Below is a listing to write out in full, exactly as given, without its pictures.

— start Records provided —

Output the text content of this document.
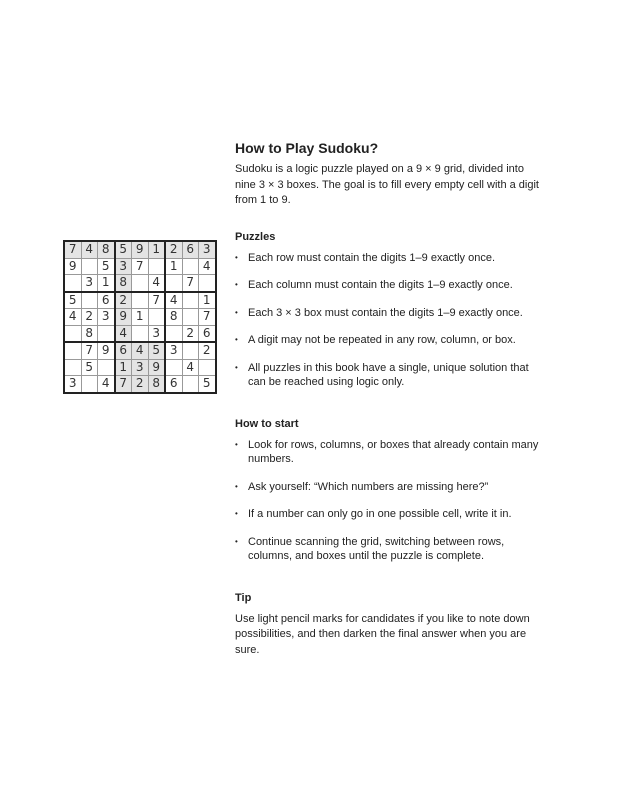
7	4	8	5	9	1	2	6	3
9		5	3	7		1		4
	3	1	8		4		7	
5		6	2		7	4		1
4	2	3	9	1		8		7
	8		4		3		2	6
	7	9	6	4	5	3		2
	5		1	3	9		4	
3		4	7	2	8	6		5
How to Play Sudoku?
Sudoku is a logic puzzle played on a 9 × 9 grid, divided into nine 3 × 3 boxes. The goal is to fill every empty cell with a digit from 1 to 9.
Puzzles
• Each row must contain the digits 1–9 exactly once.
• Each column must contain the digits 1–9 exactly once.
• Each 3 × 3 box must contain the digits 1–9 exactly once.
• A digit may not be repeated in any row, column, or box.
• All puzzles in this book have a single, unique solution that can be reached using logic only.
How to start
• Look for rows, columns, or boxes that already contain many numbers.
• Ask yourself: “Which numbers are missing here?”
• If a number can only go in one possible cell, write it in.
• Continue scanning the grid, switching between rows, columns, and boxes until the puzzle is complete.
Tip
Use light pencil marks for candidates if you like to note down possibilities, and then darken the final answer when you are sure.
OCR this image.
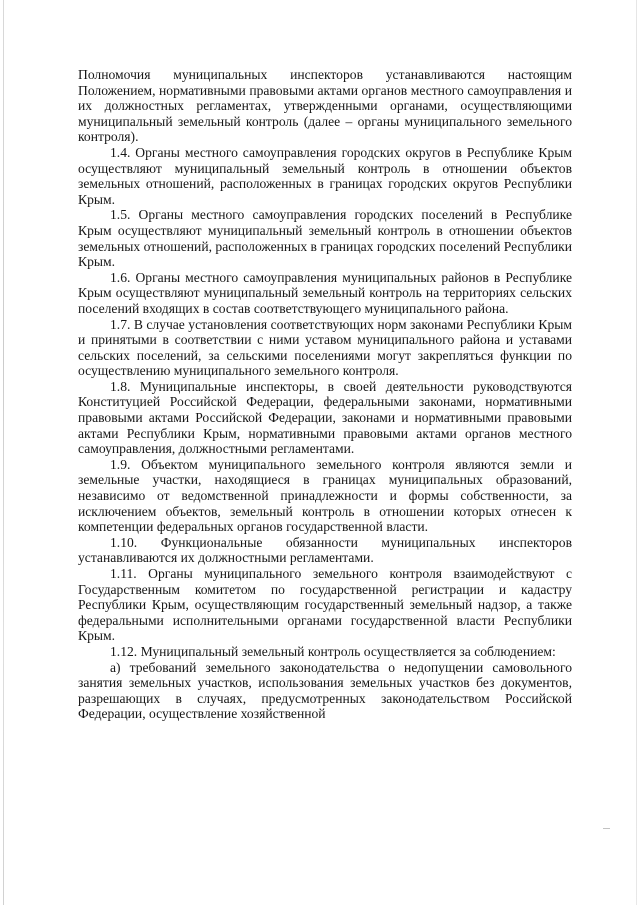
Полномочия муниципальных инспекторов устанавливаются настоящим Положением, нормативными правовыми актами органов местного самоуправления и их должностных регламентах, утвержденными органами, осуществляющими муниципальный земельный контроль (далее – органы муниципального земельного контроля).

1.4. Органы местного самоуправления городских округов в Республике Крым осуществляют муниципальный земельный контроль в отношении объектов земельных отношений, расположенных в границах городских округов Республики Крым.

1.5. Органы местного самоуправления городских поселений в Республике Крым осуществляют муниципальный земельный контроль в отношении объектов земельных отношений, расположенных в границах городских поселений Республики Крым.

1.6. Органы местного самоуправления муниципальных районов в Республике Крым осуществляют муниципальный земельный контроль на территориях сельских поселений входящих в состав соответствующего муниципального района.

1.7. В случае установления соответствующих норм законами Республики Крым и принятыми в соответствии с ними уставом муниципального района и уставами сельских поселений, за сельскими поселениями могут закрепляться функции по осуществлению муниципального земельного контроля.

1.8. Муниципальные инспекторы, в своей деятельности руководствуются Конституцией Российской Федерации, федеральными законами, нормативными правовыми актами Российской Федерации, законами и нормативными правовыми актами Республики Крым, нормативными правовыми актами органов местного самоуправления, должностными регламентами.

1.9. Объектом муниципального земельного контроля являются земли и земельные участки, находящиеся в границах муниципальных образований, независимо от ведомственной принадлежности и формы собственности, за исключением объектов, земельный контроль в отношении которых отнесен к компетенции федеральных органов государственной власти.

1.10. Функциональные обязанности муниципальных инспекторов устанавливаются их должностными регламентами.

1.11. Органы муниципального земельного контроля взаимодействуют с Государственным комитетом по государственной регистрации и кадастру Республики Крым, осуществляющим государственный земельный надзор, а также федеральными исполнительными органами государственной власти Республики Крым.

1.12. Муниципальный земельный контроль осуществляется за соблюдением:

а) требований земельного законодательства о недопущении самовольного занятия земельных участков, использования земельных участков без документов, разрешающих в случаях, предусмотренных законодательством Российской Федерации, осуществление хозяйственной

— end Records provided —

Output for this task
Output the text content of this document.
7	4	8	5	9	1	2	6	3
9		5	3	7		1		4
	3	1	8		4		7	
5		6	2		7	4		1
4	2	3	9	1		8		7
	8		4		3		2	6
	7	9	6	4	5	3		2
	5		1	3	9		4	
3		4	7	2	8	6		5
How to Play Sudoku?
Sudoku is a logic puzzle played on a 9 × 9 grid, divided into nine 3 × 3 boxes. The goal is to fill every empty cell with a digit from 1 to 9.
Puzzles
• Each row must contain the digits 1–9 exactly once.
• Each column must contain the digits 1–9 exactly once.
• Each 3 × 3 box must contain the digits 1–9 exactly once.
• A digit may not be repeated in any row, column, or box.
• All puzzles in this book have a single, unique solution that can be reached using logic only.
How to start
• Look for rows, columns, or boxes that already contain many numbers.
• Ask yourself: “Which numbers are missing here?”
• If a number can only go in one possible cell, write it in.
• Continue scanning the grid, switching between rows, columns, and boxes until the puzzle is complete.
Tip
Use light pencil marks for candidates if you like to note down possibilities, and then darken the final answer when you are sure.
OCR this image.
Полномочия муниципальных инспекторов устанавливаются настоящим Положением, нормативными правовыми актами органов местного самоуправления и их должностных регламентах, утвержденными органами, осуществляющими муниципальный земельный контроль (далее – органы муниципального земельного контроля).

1.4. Органы местного самоуправления городских округов в Республике Крым осуществляют муниципальный земельный контроль в отношении объектов земельных отношений, расположенных в границах городских округов Республики Крым.

1.5. Органы местного самоуправления городских поселений в Республике Крым осуществляют муниципальный земельный контроль в отношении объектов земельных отношений, расположенных в границах городских поселений Республики Крым.

1.6. Органы местного самоуправления муниципальных районов в Республике Крым осуществляют муниципальный земельный контроль на территориях сельских поселений входящих в состав соответствующего муниципального района.

1.7. В случае установления соответствующих норм законами Республики Крым и принятыми в соответствии с ними уставом муниципального района и уставами сельских поселений, за сельскими поселениями могут закрепляться функции по осуществлению муниципального земельного контроля.

1.8. Муниципальные инспекторы, в своей деятельности руководствуются Конституцией Российской Федерации, федеральными законами, нормативными правовыми актами Российской Федерации, законами и нормативными правовыми актами Республики Крым, нормативными правовыми актами органов местного самоуправления, должностными регламентами.

1.9. Объектом муниципального земельного контроля являются земли и земельные участки, находящиеся в границах муниципальных образований, независимо от ведомственной принадлежности и формы собственности, за исключением объектов, земельный контроль в отношении которых отнесен к компетенции федеральных органов государственной власти.

1.10. Функциональные обязанности муниципальных инспекторов устанавливаются их должностными регламентами.

1.11. Органы муниципального земельного контроля взаимодействуют с Государственным комитетом по государственной регистрации и кадастру Республики Крым, осуществляющим государственный земельный надзор, а также федеральными исполнительными органами государственной власти Республики Крым.

1.12. Муниципальный земельный контроль осуществляется за соблюдением:

а) требований земельного законодательства о недопущении самовольного занятия земельных участков, использования земельных участков без документов, разрешающих в случаях, предусмотренных законодательством Российской Федерации, осуществление хозяйственной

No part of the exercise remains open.